**Data:**

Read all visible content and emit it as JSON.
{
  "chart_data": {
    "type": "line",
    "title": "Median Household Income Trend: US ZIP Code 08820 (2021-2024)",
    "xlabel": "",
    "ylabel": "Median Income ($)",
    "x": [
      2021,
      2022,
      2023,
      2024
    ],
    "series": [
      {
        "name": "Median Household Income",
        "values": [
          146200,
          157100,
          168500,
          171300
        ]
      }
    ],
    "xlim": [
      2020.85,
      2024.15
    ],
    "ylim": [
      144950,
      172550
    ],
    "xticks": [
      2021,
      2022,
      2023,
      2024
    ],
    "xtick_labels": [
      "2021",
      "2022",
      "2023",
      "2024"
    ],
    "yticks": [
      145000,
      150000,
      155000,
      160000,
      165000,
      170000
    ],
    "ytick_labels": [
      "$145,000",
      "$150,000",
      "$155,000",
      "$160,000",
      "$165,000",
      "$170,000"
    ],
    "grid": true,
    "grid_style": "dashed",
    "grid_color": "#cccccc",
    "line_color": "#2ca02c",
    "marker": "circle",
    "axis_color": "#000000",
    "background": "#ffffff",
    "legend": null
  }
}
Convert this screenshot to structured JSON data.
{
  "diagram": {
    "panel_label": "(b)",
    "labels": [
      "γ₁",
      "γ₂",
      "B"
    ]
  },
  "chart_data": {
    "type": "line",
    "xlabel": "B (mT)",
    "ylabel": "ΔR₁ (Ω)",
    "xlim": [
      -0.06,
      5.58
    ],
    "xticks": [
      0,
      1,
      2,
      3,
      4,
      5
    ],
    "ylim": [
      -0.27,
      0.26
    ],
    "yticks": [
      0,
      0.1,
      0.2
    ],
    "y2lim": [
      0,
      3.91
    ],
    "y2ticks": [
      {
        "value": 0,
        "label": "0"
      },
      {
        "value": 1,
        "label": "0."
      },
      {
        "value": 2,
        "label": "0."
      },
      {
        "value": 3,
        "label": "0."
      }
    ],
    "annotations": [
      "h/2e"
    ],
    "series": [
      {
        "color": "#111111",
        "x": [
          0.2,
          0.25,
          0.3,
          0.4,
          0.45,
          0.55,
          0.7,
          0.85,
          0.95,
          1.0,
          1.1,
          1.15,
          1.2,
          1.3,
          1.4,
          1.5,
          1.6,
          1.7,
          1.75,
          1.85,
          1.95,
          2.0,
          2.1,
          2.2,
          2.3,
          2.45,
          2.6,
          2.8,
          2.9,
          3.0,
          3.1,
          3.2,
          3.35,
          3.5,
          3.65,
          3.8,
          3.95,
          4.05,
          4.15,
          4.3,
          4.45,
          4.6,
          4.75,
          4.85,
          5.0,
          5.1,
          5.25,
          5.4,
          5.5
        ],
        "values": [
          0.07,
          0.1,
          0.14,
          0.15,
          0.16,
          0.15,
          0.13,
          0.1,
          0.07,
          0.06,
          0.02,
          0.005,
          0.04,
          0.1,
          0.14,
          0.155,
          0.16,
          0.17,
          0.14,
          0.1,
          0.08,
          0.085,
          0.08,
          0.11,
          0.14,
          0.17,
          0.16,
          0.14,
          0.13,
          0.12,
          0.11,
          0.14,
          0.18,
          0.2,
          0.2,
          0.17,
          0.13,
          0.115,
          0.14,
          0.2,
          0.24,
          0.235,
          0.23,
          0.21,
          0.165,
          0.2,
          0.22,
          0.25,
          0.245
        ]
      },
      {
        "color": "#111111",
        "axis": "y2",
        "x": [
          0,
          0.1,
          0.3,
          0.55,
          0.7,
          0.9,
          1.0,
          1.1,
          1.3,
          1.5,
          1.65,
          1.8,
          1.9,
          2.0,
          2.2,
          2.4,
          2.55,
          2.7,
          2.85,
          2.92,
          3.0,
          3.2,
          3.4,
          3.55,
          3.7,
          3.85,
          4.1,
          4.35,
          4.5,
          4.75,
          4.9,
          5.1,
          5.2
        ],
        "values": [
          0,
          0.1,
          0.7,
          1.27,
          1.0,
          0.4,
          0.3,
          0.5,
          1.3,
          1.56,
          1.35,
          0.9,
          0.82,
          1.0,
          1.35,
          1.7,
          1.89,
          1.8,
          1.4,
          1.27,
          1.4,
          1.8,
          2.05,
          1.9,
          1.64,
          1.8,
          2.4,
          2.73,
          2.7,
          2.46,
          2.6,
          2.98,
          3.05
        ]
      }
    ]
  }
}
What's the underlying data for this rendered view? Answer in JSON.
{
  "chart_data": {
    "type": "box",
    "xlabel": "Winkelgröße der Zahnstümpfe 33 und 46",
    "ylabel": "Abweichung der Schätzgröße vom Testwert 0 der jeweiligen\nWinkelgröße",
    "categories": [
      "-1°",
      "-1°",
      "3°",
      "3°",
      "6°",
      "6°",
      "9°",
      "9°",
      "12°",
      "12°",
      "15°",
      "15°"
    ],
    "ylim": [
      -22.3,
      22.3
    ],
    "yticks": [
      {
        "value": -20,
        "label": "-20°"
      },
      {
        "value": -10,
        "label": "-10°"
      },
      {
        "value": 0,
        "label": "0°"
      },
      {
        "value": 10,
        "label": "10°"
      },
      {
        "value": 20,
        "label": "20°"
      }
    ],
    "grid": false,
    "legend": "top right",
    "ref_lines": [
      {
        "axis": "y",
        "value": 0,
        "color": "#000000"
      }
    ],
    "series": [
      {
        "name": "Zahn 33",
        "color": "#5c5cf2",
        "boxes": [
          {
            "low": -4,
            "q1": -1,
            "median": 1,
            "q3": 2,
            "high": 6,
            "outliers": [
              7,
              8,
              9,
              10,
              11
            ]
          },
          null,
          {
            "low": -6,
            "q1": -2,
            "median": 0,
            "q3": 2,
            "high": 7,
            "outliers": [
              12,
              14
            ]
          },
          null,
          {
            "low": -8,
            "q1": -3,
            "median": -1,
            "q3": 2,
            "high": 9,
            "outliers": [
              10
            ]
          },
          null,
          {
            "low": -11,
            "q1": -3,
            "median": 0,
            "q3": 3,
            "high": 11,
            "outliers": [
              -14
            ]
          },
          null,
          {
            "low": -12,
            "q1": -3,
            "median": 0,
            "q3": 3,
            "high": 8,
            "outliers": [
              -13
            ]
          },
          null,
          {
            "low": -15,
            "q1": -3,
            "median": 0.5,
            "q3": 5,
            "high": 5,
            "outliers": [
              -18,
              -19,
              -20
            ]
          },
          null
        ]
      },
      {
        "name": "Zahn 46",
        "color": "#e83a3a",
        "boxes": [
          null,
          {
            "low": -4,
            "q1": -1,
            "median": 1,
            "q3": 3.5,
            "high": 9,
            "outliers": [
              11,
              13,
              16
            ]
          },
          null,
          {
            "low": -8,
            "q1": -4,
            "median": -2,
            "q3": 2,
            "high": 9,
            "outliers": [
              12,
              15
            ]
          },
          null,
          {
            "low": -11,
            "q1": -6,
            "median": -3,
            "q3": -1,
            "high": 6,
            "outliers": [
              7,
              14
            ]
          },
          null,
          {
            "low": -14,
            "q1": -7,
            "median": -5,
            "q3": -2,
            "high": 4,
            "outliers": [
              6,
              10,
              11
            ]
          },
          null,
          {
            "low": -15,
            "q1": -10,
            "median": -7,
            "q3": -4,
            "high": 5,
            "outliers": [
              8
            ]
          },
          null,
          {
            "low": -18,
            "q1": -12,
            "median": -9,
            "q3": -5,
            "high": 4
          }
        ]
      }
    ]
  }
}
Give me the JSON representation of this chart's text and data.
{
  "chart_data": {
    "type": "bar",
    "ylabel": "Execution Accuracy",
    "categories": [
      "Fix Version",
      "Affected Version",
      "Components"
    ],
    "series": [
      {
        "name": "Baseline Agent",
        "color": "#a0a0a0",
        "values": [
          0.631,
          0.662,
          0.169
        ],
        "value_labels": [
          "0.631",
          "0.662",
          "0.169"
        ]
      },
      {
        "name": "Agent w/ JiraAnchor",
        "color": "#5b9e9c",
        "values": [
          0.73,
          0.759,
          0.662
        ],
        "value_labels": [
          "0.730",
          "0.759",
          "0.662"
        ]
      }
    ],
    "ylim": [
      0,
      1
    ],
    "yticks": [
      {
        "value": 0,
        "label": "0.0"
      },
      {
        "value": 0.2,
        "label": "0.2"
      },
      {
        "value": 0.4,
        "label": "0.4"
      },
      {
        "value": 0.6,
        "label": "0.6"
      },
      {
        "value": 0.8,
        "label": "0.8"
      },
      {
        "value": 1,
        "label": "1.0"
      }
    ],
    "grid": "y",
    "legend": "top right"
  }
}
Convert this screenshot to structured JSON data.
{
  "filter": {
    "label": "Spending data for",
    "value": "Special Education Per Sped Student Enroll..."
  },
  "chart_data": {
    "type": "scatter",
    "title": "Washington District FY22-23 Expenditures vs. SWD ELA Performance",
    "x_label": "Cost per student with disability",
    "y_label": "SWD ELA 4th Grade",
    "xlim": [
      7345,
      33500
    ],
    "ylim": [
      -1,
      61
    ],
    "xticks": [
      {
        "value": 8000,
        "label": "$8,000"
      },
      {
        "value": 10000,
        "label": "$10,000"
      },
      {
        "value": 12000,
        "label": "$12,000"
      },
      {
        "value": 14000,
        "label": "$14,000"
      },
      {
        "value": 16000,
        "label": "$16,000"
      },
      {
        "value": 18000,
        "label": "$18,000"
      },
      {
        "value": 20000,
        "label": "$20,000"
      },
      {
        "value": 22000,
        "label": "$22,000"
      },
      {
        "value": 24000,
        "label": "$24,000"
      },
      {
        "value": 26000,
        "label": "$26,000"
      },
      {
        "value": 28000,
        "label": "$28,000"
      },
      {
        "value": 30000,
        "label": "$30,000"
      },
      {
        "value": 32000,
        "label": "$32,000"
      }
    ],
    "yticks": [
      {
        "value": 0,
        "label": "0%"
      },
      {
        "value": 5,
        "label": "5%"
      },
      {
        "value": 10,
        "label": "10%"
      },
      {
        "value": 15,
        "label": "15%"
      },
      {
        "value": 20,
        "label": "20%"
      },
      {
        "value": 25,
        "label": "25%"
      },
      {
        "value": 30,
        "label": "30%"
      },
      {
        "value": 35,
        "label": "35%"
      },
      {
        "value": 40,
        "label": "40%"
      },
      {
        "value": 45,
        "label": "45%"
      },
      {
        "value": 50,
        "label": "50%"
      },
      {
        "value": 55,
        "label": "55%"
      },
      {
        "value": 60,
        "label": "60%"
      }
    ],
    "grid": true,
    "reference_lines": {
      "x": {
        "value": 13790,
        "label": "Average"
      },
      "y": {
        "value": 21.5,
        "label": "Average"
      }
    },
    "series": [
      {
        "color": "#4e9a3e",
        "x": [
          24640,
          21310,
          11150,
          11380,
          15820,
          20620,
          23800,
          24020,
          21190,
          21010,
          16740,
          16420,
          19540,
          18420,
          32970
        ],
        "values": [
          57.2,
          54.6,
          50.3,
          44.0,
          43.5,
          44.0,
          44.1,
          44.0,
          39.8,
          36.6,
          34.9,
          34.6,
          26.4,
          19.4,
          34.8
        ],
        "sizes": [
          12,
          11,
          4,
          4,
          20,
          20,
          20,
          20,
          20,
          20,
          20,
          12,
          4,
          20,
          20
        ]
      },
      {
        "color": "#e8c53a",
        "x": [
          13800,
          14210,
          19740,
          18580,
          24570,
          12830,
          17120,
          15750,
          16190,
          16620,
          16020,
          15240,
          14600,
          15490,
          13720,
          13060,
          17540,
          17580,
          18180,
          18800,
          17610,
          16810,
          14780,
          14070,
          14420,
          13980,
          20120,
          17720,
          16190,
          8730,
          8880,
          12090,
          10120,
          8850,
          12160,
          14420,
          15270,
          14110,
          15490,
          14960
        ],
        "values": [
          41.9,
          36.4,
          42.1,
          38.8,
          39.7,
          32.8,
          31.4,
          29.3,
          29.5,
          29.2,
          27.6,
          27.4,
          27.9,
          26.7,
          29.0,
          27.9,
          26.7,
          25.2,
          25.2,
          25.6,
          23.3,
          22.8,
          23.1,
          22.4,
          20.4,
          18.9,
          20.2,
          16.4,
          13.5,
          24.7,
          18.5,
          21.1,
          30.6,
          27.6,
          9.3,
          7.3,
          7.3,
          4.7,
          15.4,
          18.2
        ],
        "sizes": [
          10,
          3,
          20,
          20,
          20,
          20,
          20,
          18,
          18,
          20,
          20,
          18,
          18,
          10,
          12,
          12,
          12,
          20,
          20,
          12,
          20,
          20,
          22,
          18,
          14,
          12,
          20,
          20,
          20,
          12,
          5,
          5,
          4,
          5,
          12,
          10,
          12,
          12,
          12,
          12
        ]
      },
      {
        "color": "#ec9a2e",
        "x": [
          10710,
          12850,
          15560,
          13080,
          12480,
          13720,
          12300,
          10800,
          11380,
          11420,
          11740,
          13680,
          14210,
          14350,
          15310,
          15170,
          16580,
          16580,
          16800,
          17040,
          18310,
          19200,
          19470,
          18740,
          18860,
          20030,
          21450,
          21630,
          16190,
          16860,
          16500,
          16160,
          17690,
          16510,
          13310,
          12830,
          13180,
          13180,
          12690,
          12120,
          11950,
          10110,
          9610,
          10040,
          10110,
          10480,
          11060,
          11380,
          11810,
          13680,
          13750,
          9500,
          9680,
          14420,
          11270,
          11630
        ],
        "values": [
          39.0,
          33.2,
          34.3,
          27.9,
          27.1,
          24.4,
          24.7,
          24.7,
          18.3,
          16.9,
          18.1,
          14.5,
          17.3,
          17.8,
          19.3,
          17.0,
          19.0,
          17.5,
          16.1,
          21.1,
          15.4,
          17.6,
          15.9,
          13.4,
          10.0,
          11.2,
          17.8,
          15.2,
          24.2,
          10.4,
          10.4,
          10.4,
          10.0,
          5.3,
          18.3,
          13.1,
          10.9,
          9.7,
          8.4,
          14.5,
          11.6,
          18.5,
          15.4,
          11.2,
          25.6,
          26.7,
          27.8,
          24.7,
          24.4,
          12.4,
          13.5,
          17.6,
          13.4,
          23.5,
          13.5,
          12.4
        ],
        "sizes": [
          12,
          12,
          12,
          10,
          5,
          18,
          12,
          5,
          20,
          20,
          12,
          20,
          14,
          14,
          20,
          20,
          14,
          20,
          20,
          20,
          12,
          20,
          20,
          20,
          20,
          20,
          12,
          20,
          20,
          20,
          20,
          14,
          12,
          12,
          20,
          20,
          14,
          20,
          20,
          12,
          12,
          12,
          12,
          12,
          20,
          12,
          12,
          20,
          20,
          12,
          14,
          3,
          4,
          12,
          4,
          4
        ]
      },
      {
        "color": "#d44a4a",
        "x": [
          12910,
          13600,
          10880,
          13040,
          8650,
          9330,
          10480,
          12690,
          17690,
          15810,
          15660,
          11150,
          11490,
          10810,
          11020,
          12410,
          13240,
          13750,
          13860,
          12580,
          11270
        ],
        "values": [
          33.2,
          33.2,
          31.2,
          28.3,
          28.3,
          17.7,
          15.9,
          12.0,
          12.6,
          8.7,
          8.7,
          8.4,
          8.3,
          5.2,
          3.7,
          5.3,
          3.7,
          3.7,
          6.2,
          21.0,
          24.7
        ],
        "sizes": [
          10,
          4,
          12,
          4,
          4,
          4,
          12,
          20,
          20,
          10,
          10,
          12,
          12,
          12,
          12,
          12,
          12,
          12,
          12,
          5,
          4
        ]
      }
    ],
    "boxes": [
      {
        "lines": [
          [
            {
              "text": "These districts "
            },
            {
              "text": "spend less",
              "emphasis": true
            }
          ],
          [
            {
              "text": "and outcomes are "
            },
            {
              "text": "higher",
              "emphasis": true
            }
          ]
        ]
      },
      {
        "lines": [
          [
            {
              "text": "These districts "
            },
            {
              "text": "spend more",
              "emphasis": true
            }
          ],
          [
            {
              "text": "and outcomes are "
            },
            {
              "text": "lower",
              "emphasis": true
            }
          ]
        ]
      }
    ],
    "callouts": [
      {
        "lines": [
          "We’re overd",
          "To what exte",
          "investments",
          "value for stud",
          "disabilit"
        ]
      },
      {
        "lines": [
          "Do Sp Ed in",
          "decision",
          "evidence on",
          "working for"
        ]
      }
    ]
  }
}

**Directions:** Search the records above for the string "type". Copy every line that contains it.

**Task response:**
    "type": "line",
    "type": "line",
    "type": "box",
    "type": "bar",
    "type": "scatter",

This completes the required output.